WORK INSTRUCTIONS: From the entries provided below, copy each line that contains the word "linux".

(Saved entries)

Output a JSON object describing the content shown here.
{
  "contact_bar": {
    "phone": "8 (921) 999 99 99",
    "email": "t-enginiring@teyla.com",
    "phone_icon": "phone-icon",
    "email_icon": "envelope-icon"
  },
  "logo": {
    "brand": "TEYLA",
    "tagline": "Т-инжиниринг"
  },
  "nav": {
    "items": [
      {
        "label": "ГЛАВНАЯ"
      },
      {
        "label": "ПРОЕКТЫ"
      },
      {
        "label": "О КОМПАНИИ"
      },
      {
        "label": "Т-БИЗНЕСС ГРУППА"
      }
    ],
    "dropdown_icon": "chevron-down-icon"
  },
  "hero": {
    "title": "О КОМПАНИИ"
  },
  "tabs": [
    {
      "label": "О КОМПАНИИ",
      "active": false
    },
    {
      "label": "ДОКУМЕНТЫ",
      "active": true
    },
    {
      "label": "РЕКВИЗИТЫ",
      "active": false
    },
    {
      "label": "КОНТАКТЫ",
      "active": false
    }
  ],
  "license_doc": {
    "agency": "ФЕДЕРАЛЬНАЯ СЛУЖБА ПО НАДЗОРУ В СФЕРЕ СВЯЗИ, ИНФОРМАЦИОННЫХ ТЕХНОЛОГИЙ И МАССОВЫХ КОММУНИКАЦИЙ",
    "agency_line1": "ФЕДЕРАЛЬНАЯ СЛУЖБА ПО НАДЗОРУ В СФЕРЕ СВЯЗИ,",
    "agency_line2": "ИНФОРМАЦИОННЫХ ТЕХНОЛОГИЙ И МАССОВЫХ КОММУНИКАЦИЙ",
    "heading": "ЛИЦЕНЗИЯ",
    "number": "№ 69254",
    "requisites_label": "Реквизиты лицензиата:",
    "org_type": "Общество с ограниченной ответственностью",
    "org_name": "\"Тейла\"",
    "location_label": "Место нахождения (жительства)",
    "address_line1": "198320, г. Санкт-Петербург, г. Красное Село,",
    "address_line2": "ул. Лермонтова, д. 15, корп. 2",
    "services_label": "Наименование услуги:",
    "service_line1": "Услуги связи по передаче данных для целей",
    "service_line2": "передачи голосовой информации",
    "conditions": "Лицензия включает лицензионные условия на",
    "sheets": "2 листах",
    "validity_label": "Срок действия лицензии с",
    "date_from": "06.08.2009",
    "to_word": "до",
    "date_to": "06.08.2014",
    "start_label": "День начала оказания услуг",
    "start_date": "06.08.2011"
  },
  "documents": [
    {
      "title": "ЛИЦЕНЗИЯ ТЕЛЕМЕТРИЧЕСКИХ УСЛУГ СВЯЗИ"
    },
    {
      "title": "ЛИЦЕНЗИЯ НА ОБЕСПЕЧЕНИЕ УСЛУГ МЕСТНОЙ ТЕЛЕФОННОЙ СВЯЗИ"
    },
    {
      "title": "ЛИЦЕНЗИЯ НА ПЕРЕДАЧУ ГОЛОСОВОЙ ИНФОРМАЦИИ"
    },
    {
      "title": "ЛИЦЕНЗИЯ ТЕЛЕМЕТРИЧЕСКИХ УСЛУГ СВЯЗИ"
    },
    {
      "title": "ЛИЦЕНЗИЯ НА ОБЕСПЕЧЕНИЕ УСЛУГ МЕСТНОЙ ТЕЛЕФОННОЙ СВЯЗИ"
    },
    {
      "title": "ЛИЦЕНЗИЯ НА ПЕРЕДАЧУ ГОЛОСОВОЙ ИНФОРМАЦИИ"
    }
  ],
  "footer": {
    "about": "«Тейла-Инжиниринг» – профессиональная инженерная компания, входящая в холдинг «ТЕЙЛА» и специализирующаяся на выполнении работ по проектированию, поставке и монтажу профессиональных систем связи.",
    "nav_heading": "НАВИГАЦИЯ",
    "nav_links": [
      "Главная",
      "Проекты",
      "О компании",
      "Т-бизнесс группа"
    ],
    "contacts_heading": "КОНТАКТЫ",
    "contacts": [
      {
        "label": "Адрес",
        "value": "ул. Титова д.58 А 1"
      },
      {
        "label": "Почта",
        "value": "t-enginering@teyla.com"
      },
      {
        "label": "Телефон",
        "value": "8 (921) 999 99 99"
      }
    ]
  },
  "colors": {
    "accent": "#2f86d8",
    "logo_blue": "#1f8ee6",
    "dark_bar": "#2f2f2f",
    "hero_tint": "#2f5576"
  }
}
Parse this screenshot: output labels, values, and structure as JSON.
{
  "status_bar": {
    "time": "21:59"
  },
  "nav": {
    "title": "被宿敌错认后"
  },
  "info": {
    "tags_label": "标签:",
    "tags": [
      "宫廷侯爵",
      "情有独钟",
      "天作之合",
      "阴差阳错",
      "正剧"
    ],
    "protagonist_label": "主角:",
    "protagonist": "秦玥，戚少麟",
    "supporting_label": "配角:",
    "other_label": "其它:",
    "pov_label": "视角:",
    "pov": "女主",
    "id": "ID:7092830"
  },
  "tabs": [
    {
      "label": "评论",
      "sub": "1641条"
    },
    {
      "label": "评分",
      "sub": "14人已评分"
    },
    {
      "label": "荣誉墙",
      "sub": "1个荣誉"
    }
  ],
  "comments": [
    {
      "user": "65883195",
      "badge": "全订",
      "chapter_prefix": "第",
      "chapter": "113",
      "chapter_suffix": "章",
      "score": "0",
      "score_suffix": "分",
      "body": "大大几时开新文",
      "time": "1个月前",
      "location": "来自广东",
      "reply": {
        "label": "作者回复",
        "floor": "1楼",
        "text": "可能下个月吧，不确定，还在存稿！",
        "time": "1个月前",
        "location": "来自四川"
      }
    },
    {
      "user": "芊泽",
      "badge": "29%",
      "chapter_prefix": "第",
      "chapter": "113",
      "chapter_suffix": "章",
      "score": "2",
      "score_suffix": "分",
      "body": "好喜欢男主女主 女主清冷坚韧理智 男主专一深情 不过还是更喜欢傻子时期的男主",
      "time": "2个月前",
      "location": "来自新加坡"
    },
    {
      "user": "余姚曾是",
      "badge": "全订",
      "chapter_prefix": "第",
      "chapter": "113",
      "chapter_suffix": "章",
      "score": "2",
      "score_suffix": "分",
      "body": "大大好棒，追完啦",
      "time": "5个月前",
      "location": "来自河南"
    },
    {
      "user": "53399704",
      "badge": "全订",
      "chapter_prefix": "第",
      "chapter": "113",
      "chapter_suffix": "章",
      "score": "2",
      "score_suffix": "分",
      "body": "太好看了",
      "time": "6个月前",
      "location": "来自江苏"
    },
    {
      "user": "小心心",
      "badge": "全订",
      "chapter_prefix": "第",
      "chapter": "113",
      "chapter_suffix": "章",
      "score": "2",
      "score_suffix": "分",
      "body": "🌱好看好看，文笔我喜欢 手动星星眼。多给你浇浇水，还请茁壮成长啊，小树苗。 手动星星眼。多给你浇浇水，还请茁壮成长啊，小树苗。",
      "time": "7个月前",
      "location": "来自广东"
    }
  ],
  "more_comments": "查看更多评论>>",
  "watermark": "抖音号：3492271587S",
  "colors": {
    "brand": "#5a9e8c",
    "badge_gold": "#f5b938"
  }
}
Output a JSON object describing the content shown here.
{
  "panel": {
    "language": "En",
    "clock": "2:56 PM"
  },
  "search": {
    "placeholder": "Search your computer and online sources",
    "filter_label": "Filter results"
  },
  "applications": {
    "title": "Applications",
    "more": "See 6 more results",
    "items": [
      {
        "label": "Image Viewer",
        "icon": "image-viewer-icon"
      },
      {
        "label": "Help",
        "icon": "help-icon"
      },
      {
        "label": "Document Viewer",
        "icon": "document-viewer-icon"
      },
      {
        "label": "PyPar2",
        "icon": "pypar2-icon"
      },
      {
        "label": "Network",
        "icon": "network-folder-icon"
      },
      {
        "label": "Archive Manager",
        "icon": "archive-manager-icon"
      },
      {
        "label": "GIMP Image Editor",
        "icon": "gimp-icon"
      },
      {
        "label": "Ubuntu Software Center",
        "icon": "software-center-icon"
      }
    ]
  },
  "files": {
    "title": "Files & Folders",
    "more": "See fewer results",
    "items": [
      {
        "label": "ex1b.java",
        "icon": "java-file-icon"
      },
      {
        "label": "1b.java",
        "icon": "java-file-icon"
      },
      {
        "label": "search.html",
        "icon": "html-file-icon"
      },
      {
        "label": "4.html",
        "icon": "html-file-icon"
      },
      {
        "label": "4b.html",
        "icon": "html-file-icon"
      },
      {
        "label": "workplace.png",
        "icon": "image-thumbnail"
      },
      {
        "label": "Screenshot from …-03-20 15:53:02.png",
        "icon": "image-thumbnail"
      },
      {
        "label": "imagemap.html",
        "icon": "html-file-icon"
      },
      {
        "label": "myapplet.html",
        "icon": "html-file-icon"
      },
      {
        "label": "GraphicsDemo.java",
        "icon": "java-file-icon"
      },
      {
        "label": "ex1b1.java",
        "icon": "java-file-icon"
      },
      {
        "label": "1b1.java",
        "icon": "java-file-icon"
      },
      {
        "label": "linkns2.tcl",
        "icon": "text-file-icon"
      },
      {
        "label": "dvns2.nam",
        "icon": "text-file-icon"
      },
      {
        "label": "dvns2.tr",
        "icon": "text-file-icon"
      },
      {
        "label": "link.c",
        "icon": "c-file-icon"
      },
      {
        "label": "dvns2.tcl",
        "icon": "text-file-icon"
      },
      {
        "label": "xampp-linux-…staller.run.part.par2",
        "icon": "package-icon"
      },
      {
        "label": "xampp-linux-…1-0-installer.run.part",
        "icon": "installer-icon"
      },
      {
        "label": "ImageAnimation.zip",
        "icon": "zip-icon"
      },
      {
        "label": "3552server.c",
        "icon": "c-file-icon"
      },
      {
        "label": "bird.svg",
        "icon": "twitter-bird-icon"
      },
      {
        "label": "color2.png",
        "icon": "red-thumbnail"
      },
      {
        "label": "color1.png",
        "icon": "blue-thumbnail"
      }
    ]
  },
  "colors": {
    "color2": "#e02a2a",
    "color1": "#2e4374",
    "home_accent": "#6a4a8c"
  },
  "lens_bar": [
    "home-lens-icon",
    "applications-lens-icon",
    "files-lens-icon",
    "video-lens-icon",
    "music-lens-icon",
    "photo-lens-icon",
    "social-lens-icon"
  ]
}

RESPONSE TO THE TASK:
        "label": "xampp-linux-…staller.run.part.par2",
        "label": "xampp-linux-…1-0-installer.run.part",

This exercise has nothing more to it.